> **WHAT IS BEING ASKED**
Reproduce each line exactly. Skip none.

--- --- ---

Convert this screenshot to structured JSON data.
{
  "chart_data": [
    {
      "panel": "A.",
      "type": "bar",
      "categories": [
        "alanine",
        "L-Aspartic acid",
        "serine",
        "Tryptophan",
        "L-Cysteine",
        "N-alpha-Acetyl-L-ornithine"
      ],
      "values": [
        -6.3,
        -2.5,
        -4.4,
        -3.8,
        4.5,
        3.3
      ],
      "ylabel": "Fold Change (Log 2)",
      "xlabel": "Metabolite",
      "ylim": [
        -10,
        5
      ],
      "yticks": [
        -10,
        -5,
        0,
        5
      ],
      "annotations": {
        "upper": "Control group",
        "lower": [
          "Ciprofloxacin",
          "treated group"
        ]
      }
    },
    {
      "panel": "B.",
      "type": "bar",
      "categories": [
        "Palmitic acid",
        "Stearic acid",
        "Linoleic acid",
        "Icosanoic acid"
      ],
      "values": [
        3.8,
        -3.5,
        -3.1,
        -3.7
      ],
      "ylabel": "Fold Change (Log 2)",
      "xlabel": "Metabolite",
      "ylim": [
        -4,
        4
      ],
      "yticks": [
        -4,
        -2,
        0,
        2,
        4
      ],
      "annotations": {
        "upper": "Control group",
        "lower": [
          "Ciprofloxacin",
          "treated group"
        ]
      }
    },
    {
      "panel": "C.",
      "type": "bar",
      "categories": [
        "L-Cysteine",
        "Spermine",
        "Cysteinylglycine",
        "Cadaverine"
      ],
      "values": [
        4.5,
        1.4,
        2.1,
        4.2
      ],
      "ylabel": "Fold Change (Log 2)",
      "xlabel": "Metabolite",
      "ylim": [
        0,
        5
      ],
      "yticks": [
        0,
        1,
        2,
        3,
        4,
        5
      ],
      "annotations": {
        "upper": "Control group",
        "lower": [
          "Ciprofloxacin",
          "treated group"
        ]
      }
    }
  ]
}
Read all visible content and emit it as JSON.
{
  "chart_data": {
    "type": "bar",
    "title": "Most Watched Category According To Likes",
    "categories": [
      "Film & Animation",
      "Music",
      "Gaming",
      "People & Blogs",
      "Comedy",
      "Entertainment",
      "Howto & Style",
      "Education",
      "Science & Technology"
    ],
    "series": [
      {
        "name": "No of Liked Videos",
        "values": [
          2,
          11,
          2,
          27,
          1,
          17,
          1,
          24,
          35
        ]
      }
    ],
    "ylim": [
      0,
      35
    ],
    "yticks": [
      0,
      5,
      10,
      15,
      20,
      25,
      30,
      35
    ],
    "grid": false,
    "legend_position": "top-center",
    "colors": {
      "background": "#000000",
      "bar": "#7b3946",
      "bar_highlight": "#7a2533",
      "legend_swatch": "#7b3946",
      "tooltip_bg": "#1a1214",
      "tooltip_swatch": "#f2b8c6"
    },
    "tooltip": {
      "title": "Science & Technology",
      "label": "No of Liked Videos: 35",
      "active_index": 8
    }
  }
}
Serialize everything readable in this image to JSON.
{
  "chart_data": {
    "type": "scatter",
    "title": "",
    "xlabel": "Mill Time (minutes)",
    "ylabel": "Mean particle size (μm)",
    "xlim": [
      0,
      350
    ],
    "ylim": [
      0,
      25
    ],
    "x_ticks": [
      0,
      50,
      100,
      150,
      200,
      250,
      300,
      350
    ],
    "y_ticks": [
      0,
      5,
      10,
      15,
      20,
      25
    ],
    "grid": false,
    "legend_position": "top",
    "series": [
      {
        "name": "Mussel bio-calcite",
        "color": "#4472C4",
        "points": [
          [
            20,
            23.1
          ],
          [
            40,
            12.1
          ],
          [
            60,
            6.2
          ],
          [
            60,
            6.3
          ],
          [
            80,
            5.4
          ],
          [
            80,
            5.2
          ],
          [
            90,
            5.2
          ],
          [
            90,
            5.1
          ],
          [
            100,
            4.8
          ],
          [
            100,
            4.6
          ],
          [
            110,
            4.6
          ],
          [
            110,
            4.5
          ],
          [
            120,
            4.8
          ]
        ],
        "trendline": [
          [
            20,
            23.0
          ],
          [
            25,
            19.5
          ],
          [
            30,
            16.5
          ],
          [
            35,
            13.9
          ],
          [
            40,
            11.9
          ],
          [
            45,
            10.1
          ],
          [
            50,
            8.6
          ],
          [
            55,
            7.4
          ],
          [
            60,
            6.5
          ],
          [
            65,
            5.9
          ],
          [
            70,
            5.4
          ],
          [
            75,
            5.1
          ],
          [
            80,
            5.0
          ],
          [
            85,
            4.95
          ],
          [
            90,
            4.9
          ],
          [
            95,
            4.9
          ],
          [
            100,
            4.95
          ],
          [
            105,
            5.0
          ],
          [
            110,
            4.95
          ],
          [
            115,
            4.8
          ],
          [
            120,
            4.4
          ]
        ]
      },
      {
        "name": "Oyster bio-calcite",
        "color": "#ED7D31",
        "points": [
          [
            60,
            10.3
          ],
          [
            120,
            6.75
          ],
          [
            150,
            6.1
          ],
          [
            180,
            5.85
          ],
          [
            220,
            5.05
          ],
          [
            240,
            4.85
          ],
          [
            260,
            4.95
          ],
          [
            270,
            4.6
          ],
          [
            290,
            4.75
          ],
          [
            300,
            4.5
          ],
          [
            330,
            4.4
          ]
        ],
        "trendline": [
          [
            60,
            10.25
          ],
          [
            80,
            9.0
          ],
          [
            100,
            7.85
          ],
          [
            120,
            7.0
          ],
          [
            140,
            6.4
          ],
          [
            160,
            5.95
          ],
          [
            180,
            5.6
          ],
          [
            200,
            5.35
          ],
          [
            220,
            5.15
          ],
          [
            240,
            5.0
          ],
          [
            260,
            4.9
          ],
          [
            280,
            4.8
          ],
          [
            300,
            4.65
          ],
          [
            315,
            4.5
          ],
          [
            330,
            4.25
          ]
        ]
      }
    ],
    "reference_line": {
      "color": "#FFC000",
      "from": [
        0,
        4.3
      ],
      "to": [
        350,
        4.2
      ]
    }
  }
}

--- --- ---

> **EXPECTED ANSWER**
Convert this screenshot to structured JSON data.
{
  "chart_data": [
    {
      "panel": "A.",
      "type": "bar",
      "categories": [
        "alanine",
        "L-Aspartic acid",
        "serine",
        "Tryptophan",
        "L-Cysteine",
        "N-alpha-Acetyl-L-ornithine"
      ],
      "values": [
        -6.3,
        -2.5,
        -4.4,
        -3.8,
        4.5,
        3.3
      ],
      "ylabel": "Fold Change (Log 2)",
      "xlabel": "Metabolite",
      "ylim": [
        -10,
        5
      ],
      "yticks": [
        -10,
        -5,
        0,
        5
      ],
      "annotations": {
        "upper": "Control group",
        "lower": [
          "Ciprofloxacin",
          "treated group"
        ]
      }
    },
    {
      "panel": "B.",
      "type": "bar",
      "categories": [
        "Palmitic acid",
        "Stearic acid",
        "Linoleic acid",
        "Icosanoic acid"
      ],
      "values": [
        3.8,
        -3.5,
        -3.1,
        -3.7
      ],
      "ylabel": "Fold Change (Log 2)",
      "xlabel": "Metabolite",
      "ylim": [
        -4,
        4
      ],
      "yticks": [
        -4,
        -2,
        0,
        2,
        4
      ],
      "annotations": {
        "upper": "Control group",
        "lower": [
          "Ciprofloxacin",
          "treated group"
        ]
      }
    },
    {
      "panel": "C.",
      "type": "bar",
      "categories": [
        "L-Cysteine",
        "Spermine",
        "Cysteinylglycine",
        "Cadaverine"
      ],
      "values": [
        4.5,
        1.4,
        2.1,
        4.2
      ],
      "ylabel": "Fold Change (Log 2)",
      "xlabel": "Metabolite",
      "ylim": [
        0,
        5
      ],
      "yticks": [
        0,
        1,
        2,
        3,
        4,
        5
      ],
      "annotations": {
        "upper": "Control group",
        "lower": [
          "Ciprofloxacin",
          "treated group"
        ]
      }
    }
  ]
}
Read all visible content and emit it as JSON.
{
  "chart_data": {
    "type": "bar",
    "title": "Most Watched Category According To Likes",
    "categories": [
      "Film & Animation",
      "Music",
      "Gaming",
      "People & Blogs",
      "Comedy",
      "Entertainment",
      "Howto & Style",
      "Education",
      "Science & Technology"
    ],
    "series": [
      {
        "name": "No of Liked Videos",
        "values": [
          2,
          11,
          2,
          27,
          1,
          17,
          1,
          24,
          35
        ]
      }
    ],
    "ylim": [
      0,
      35
    ],
    "yticks": [
      0,
      5,
      10,
      15,
      20,
      25,
      30,
      35
    ],
    "grid": false,
    "legend_position": "top-center",
    "colors": {
      "background": "#000000",
      "bar": "#7b3946",
      "bar_highlight": "#7a2533",
      "legend_swatch": "#7b3946",
      "tooltip_bg": "#1a1214",
      "tooltip_swatch": "#f2b8c6"
    },
    "tooltip": {
      "title": "Science & Technology",
      "label": "No of Liked Videos: 35",
      "active_index": 8
    }
  }
}
Serialize everything readable in this image to JSON.
{
  "chart_data": {
    "type": "scatter",
    "title": "",
    "xlabel": "Mill Time (minutes)",
    "ylabel": "Mean particle size (μm)",
    "xlim": [
      0,
      350
    ],
    "ylim": [
      0,
      25
    ],
    "x_ticks": [
      0,
      50,
      100,
      150,
      200,
      250,
      300,
      350
    ],
    "y_ticks": [
      0,
      5,
      10,
      15,
      20,
      25
    ],
    "grid": false,
    "legend_position": "top",
    "series": [
      {
        "name": "Mussel bio-calcite",
        "color": "#4472C4",
        "points": [
          [
            20,
            23.1
          ],
          [
            40,
            12.1
          ],
          [
            60,
            6.2
          ],
          [
            60,
            6.3
          ],
          [
            80,
            5.4
          ],
          [
            80,
            5.2
          ],
          [
            90,
            5.2
          ],
          [
            90,
            5.1
          ],
          [
            100,
            4.8
          ],
          [
            100,
            4.6
          ],
          [
            110,
            4.6
          ],
          [
            110,
            4.5
          ],
          [
            120,
            4.8
          ]
        ],
        "trendline": [
          [
            20,
            23.0
          ],
          [
            25,
            19.5
          ],
          [
            30,
            16.5
          ],
          [
            35,
            13.9
          ],
          [
            40,
            11.9
          ],
          [
            45,
            10.1
          ],
          [
            50,
            8.6
          ],
          [
            55,
            7.4
          ],
          [
            60,
            6.5
          ],
          [
            65,
            5.9
          ],
          [
            70,
            5.4
          ],
          [
            75,
            5.1
          ],
          [
            80,
            5.0
          ],
          [
            85,
            4.95
          ],
          [
            90,
            4.9
          ],
          [
            95,
            4.9
          ],
          [
            100,
            4.95
          ],
          [
            105,
            5.0
          ],
          [
            110,
            4.95
          ],
          [
            115,
            4.8
          ],
          [
            120,
            4.4
          ]
        ]
      },
      {
        "name": "Oyster bio-calcite",
        "color": "#ED7D31",
        "points": [
          [
            60,
            10.3
          ],
          [
            120,
            6.75
          ],
          [
            150,
            6.1
          ],
          [
            180,
            5.85
          ],
          [
            220,
            5.05
          ],
          [
            240,
            4.85
          ],
          [
            260,
            4.95
          ],
          [
            270,
            4.6
          ],
          [
            290,
            4.75
          ],
          [
            300,
            4.5
          ],
          [
            330,
            4.4
          ]
        ],
        "trendline": [
          [
            60,
            10.25
          ],
          [
            80,
            9.0
          ],
          [
            100,
            7.85
          ],
          [
            120,
            7.0
          ],
          [
            140,
            6.4
          ],
          [
            160,
            5.95
          ],
          [
            180,
            5.6
          ],
          [
            200,
            5.35
          ],
          [
            220,
            5.15
          ],
          [
            240,
            5.0
          ],
          [
            260,
            4.9
          ],
          [
            280,
            4.8
          ],
          [
            300,
            4.65
          ],
          [
            315,
            4.5
          ],
          [
            330,
            4.25
          ]
        ]
      }
    ],
    "reference_line": {
      "color": "#FFC000",
      "from": [
        0,
        4.3
      ],
      "to": [
        350,
        4.2
      ]
    }
  }
}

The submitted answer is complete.